TASK PROMPT: Here are some entries; quote each one exactly.
## START THE RECORDS
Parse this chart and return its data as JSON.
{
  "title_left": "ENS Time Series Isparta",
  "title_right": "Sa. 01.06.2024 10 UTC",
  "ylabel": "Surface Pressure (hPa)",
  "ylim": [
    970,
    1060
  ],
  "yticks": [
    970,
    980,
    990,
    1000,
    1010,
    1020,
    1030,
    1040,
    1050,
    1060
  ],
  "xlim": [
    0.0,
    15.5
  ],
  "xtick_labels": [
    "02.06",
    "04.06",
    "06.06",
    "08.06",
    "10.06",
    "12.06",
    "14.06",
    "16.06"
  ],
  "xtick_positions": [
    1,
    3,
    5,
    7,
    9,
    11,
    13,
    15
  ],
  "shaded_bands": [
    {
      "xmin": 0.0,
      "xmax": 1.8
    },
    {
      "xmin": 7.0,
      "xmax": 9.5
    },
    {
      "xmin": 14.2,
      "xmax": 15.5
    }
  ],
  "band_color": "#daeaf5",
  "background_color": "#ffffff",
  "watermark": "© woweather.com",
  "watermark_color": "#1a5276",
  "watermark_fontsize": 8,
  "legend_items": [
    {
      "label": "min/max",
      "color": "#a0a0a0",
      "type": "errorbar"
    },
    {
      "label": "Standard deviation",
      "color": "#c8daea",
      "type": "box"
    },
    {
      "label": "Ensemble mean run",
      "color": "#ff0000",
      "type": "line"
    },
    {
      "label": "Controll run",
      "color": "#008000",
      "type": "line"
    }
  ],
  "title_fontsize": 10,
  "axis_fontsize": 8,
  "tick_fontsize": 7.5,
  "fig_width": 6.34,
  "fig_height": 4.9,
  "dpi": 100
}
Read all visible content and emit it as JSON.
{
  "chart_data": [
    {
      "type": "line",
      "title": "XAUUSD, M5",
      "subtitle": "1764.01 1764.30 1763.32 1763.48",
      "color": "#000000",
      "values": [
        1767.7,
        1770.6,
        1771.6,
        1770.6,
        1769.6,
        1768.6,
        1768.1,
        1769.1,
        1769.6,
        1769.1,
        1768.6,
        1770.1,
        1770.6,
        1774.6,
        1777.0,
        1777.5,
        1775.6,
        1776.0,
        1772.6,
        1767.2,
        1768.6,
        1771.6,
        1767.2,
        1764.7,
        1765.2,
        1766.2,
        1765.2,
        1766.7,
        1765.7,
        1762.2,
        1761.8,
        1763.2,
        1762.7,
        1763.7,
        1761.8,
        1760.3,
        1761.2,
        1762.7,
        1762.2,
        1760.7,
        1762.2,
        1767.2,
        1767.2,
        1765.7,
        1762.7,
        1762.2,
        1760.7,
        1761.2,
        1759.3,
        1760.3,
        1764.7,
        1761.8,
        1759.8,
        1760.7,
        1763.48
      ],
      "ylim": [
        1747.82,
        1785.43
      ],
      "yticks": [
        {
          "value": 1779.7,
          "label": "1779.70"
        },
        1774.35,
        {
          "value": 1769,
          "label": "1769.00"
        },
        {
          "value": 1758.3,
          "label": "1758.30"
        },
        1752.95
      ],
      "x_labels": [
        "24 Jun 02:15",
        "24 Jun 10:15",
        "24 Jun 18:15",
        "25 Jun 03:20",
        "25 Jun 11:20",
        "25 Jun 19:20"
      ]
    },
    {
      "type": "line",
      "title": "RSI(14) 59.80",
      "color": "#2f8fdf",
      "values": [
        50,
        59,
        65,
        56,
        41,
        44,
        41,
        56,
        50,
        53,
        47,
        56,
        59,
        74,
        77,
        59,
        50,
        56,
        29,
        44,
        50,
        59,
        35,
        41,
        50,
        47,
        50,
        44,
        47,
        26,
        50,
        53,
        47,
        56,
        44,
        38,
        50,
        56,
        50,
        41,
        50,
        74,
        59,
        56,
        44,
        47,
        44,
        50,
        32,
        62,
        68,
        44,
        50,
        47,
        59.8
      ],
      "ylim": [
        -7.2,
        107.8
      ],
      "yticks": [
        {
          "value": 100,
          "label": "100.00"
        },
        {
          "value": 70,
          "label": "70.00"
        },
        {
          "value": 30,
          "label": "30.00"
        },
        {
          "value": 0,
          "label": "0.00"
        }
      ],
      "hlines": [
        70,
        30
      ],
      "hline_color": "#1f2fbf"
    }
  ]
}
## END THE RECORDS
EXPECTED OUTPUT:
Parse this chart and return its data as JSON.
{
  "title_left": "ENS Time Series Isparta",
  "title_right": "Sa. 01.06.2024 10 UTC",
  "ylabel": "Surface Pressure (hPa)",
  "ylim": [
    970,
    1060
  ],
  "yticks": [
    970,
    980,
    990,
    1000,
    1010,
    1020,
    1030,
    1040,
    1050,
    1060
  ],
  "xlim": [
    0.0,
    15.5
  ],
  "xtick_labels": [
    "02.06",
    "04.06",
    "06.06",
    "08.06",
    "10.06",
    "12.06",
    "14.06",
    "16.06"
  ],
  "xtick_positions": [
    1,
    3,
    5,
    7,
    9,
    11,
    13,
    15
  ],
  "shaded_bands": [
    {
      "xmin": 0.0,
      "xmax": 1.8
    },
    {
      "xmin": 7.0,
      "xmax": 9.5
    },
    {
      "xmin": 14.2,
      "xmax": 15.5
    }
  ],
  "band_color": "#daeaf5",
  "background_color": "#ffffff",
  "watermark": "© woweather.com",
  "watermark_color": "#1a5276",
  "watermark_fontsize": 8,
  "legend_items": [
    {
      "label": "min/max",
      "color": "#a0a0a0",
      "type": "errorbar"
    },
    {
      "label": "Standard deviation",
      "color": "#c8daea",
      "type": "box"
    },
    {
      "label": "Ensemble mean run",
      "color": "#ff0000",
      "type": "line"
    },
    {
      "label": "Controll run",
      "color": "#008000",
      "type": "line"
    }
  ],
  "title_fontsize": 10,
  "axis_fontsize": 8,
  "tick_fontsize": 7.5,
  "fig_width": 6.34,
  "fig_height": 4.9,
  "dpi": 100
}
Read all visible content and emit it as JSON.
{
  "chart_data": [
    {
      "type": "line",
      "title": "XAUUSD, M5",
      "subtitle": "1764.01 1764.30 1763.32 1763.48",
      "color": "#000000",
      "values": [
        1767.7,
        1770.6,
        1771.6,
        1770.6,
        1769.6,
        1768.6,
        1768.1,
        1769.1,
        1769.6,
        1769.1,
        1768.6,
        1770.1,
        1770.6,
        1774.6,
        1777.0,
        1777.5,
        1775.6,
        1776.0,
        1772.6,
        1767.2,
        1768.6,
        1771.6,
        1767.2,
        1764.7,
        1765.2,
        1766.2,
        1765.2,
        1766.7,
        1765.7,
        1762.2,
        1761.8,
        1763.2,
        1762.7,
        1763.7,
        1761.8,
        1760.3,
        1761.2,
        1762.7,
        1762.2,
        1760.7,
        1762.2,
        1767.2,
        1767.2,
        1765.7,
        1762.7,
        1762.2,
        1760.7,
        1761.2,
        1759.3,
        1760.3,
        1764.7,
        1761.8,
        1759.8,
        1760.7,
        1763.48
      ],
      "ylim": [
        1747.82,
        1785.43
      ],
      "yticks": [
        {
          "value": 1779.7,
          "label": "1779.70"
        },
        1774.35,
        {
          "value": 1769,
          "label": "1769.00"
        },
        {
          "value": 1758.3,
          "label": "1758.30"
        },
        1752.95
      ],
      "x_labels": [
        "24 Jun 02:15",
        "24 Jun 10:15",
        "24 Jun 18:15",
        "25 Jun 03:20",
        "25 Jun 11:20",
        "25 Jun 19:20"
      ]
    },
    {
      "type": "line",
      "title": "RSI(14) 59.80",
      "color": "#2f8fdf",
      "values": [
        50,
        59,
        65,
        56,
        41,
        44,
        41,
        56,
        50,
        53,
        47,
        56,
        59,
        74,
        77,
        59,
        50,
        56,
        29,
        44,
        50,
        59,
        35,
        41,
        50,
        47,
        50,
        44,
        47,
        26,
        50,
        53,
        47,
        56,
        44,
        38,
        50,
        56,
        50,
        41,
        50,
        74,
        59,
        56,
        44,
        47,
        44,
        50,
        32,
        62,
        68,
        44,
        50,
        47,
        59.8
      ],
      "ylim": [
        -7.2,
        107.8
      ],
      "yticks": [
        {
          "value": 100,
          "label": "100.00"
        },
        {
          "value": 70,
          "label": "70.00"
        },
        {
          "value": 30,
          "label": "30.00"
        },
        {
          "value": 0,
          "label": "0.00"
        }
      ],
      "hlines": [
        70,
        30
      ],
      "hline_color": "#1f2fbf"
    }
  ]
}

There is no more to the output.